JOB
The entries below are to be written out again without alteration.
◇ ◇ ◇ ◇
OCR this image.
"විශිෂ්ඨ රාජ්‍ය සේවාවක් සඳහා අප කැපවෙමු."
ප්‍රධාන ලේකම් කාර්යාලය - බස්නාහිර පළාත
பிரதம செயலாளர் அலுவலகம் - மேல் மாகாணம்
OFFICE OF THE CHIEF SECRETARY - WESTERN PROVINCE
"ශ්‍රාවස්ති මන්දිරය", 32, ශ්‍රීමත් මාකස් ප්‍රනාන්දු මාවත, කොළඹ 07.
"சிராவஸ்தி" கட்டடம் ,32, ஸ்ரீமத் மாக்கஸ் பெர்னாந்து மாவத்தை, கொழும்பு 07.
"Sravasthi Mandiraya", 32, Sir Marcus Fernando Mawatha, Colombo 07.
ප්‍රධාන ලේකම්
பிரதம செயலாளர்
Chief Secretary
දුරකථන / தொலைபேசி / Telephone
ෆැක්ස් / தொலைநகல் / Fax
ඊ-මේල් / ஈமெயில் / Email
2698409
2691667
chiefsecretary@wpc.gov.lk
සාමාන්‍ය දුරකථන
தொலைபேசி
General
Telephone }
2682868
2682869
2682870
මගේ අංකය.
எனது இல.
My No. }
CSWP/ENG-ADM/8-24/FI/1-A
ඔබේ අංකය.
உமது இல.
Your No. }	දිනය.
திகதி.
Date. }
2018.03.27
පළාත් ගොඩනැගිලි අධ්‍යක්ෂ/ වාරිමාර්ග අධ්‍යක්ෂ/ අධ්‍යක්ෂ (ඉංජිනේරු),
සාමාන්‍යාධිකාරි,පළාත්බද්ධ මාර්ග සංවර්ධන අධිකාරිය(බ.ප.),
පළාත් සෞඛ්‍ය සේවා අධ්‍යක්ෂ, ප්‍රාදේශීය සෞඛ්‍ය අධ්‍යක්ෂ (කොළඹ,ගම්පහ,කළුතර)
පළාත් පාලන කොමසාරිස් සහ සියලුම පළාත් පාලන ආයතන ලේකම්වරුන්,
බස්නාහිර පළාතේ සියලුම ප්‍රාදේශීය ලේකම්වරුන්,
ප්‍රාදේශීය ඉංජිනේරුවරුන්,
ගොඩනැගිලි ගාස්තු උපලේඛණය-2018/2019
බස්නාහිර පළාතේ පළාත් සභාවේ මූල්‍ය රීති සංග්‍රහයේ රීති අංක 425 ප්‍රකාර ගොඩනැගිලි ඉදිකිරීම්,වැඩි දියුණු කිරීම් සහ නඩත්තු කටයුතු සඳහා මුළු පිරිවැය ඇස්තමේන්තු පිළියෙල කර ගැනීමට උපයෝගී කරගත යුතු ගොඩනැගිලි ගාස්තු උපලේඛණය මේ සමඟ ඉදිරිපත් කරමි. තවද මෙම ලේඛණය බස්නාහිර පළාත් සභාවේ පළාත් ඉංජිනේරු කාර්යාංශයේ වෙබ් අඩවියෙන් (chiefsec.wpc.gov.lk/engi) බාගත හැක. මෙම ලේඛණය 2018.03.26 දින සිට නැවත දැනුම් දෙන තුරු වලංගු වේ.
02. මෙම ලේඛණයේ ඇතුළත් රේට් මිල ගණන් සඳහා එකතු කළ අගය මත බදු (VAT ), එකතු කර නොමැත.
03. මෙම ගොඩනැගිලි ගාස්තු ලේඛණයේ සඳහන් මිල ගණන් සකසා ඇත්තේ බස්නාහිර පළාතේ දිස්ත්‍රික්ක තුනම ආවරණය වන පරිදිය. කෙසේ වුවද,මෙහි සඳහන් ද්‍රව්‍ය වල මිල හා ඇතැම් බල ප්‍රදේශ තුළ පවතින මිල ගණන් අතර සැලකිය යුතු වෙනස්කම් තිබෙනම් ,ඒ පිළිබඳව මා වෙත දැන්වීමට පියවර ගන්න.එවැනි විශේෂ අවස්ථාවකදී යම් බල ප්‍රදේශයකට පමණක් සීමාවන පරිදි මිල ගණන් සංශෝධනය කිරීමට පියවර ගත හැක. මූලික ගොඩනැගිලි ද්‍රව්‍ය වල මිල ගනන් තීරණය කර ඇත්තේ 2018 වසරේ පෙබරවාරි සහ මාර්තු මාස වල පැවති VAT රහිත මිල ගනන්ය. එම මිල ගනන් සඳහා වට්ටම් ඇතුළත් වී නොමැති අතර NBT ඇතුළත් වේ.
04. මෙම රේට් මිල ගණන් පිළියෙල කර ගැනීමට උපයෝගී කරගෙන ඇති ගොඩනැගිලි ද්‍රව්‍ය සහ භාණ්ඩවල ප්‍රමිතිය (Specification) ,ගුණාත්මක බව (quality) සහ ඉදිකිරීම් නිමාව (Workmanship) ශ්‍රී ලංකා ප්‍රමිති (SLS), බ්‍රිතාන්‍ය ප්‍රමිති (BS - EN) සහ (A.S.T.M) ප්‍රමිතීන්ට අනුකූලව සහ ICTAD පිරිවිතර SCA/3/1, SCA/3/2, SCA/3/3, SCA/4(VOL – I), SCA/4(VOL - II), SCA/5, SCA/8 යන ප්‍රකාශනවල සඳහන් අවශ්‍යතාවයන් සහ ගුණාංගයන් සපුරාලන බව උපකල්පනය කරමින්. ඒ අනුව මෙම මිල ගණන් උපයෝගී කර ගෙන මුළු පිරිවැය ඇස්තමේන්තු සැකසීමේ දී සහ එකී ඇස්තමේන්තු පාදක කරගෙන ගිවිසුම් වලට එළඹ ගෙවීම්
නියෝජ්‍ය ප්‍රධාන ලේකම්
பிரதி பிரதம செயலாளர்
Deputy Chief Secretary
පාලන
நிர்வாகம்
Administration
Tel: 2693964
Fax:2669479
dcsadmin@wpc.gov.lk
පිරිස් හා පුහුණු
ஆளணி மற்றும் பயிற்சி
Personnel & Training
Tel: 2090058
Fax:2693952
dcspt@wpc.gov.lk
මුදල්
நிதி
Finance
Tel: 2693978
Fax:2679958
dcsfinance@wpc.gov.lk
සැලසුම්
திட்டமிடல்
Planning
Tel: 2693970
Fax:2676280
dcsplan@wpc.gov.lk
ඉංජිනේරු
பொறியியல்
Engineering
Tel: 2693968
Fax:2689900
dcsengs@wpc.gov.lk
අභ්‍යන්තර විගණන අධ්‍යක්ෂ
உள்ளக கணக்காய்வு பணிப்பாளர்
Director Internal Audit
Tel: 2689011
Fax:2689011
◇ ◇ ◇ ◇
FINAL RESULT
OCR this image.
"විශිෂ්ඨ රාජ්‍ය සේවාවක් සඳහා අප කැපවෙමු."
ප්‍රධාන ලේකම් කාර්යාලය - බස්නාහිර පළාත
பிரதம செயலாளர் அலுவலகம் - மேல் மாகாணம்
OFFICE OF THE CHIEF SECRETARY - WESTERN PROVINCE
"ශ්‍රාවස්ති මන්දිරය", 32, ශ්‍රීමත් මාකස් ප්‍රනාන්දු මාවත, කොළඹ 07.
"சிராவஸ்தி" கட்டடம் ,32, ஸ்ரீமத் மாக்கஸ் பெர்னாந்து மாவத்தை, கொழும்பு 07.
"Sravasthi Mandiraya", 32, Sir Marcus Fernando Mawatha, Colombo 07.
ප්‍රධාන ලේකම්
பிரதம செயலாளர்
Chief Secretary
දුරකථන / தொலைபேசி / Telephone
ෆැක්ස් / தொலைநகல் / Fax
ඊ-මේල් / ஈமெயில் / Email
2698409
2691667
chiefsecretary@wpc.gov.lk
සාමාන්‍ය දුරකථන
தொலைபேசி
General
Telephone }
2682868
2682869
2682870
මගේ අංකය.
எனது இல.
My No. }
CSWP/ENG-ADM/8-24/FI/1-A
ඔබේ අංකය.
உமது இல.
Your No. }	දිනය.
திகதி.
Date. }
2018.03.27
පළාත් ගොඩනැගිලි අධ්‍යක්ෂ/ වාරිමාර්ග අධ්‍යක්ෂ/ අධ්‍යක්ෂ (ඉංජිනේරු),
සාමාන්‍යාධිකාරි,පළාත්බද්ධ මාර්ග සංවර්ධන අධිකාරිය(බ.ප.),
පළාත් සෞඛ්‍ය සේවා අධ්‍යක්ෂ, ප්‍රාදේශීය සෞඛ්‍ය අධ්‍යක්ෂ (කොළඹ,ගම්පහ,කළුතර)
පළාත් පාලන කොමසාරිස් සහ සියලුම පළාත් පාලන ආයතන ලේකම්වරුන්,
බස්නාහිර පළාතේ සියලුම ප්‍රාදේශීය ලේකම්වරුන්,
ප්‍රාදේශීය ඉංජිනේරුවරුන්,
ගොඩනැගිලි ගාස්තු උපලේඛණය-2018/2019
බස්නාහිර පළාතේ පළාත් සභාවේ මූල්‍ය රීති සංග්‍රහයේ රීති අංක 425 ප්‍රකාර ගොඩනැගිලි ඉදිකිරීම්,වැඩි දියුණු කිරීම් සහ නඩත්තු කටයුතු සඳහා මුළු පිරිවැය ඇස්තමේන්තු පිළියෙල කර ගැනීමට උපයෝගී කරගත යුතු ගොඩනැගිලි ගාස්තු උපලේඛණය මේ සමඟ ඉදිරිපත් කරමි. තවද මෙම ලේඛණය බස්නාහිර පළාත් සභාවේ පළාත් ඉංජිනේරු කාර්යාංශයේ වෙබ් අඩවියෙන් (chiefsec.wpc.gov.lk/engi) බාගත හැක. මෙම ලේඛණය 2018.03.26 දින සිට නැවත දැනුම් දෙන තුරු වලංගු වේ.
02. මෙම ලේඛණයේ ඇතුළත් රේට් මිල ගණන් සඳහා එකතු කළ අගය මත බදු (VAT ), එකතු කර නොමැත.
03. මෙම ගොඩනැගිලි ගාස්තු ලේඛණයේ සඳහන් මිල ගණන් සකසා ඇත්තේ බස්නාහිර පළාතේ දිස්ත්‍රික්ක තුනම ආවරණය වන පරිදිය. කෙසේ වුවද,මෙහි සඳහන් ද්‍රව්‍ය වල මිල හා ඇතැම් බල ප්‍රදේශ තුළ පවතින මිල ගණන් අතර සැලකිය යුතු වෙනස්කම් තිබෙනම් ,ඒ පිළිබඳව මා වෙත දැන්වීමට පියවර ගන්න.එවැනි විශේෂ අවස්ථාවකදී යම් බල ප්‍රදේශයකට පමණක් සීමාවන පරිදි මිල ගණන් සංශෝධනය කිරීමට පියවර ගත හැක. මූලික ගොඩනැගිලි ද්‍රව්‍ය වල මිල ගනන් තීරණය කර ඇත්තේ 2018 වසරේ පෙබරවාරි සහ මාර්තු මාස වල පැවති VAT රහිත මිල ගනන්ය. එම මිල ගනන් සඳහා වට්ටම් ඇතුළත් වී නොමැති අතර NBT ඇතුළත් වේ.
04. මෙම රේට් මිල ගණන් පිළියෙල කර ගැනීමට උපයෝගී කරගෙන ඇති ගොඩනැගිලි ද්‍රව්‍ය සහ භාණ්ඩවල ප්‍රමිතිය (Specification) ,ගුණාත්මක බව (quality) සහ ඉදිකිරීම් නිමාව (Workmanship) ශ්‍රී ලංකා ප්‍රමිති (SLS), බ්‍රිතාන්‍ය ප්‍රමිති (BS - EN) සහ (A.S.T.M) ප්‍රමිතීන්ට අනුකූලව සහ ICTAD පිරිවිතර SCA/3/1, SCA/3/2, SCA/3/3, SCA/4(VOL – I), SCA/4(VOL - II), SCA/5, SCA/8 යන ප්‍රකාශනවල සඳහන් අවශ්‍යතාවයන් සහ ගුණාංගයන් සපුරාලන බව උපකල්පනය කරමින්. ඒ අනුව මෙම මිල ගණන් උපයෝගී කර ගෙන මුළු පිරිවැය ඇස්තමේන්තු සැකසීමේ දී සහ එකී ඇස්තමේන්තු පාදක කරගෙන ගිවිසුම් වලට එළඹ ගෙවීම්
නියෝජ්‍ය ප්‍රධාන ලේකම්
பிரதி பிரதம செயலாளர்
Deputy Chief Secretary
පාලන
நிர்வாகம்
Administration
Tel: 2693964
Fax:2669479
dcsadmin@wpc.gov.lk
පිරිස් හා පුහුණු
ஆளணி மற்றும் பயிற்சி
Personnel & Training
Tel: 2090058
Fax:2693952
dcspt@wpc.gov.lk
මුදල්
நிதி
Finance
Tel: 2693978
Fax:2679958
dcsfinance@wpc.gov.lk
සැලසුම්
திட்டமிடல்
Planning
Tel: 2693970
Fax:2676280
dcsplan@wpc.gov.lk
ඉංජිනේරු
பொறியியல்
Engineering
Tel: 2693968
Fax:2689900
dcsengs@wpc.gov.lk
අභ්‍යන්තර විගණන අධ්‍යක්ෂ
உள்ளக கணக்காய்வு பணிப்பாளர்
Director Internal Audit
Tel: 2689011
Fax:2689011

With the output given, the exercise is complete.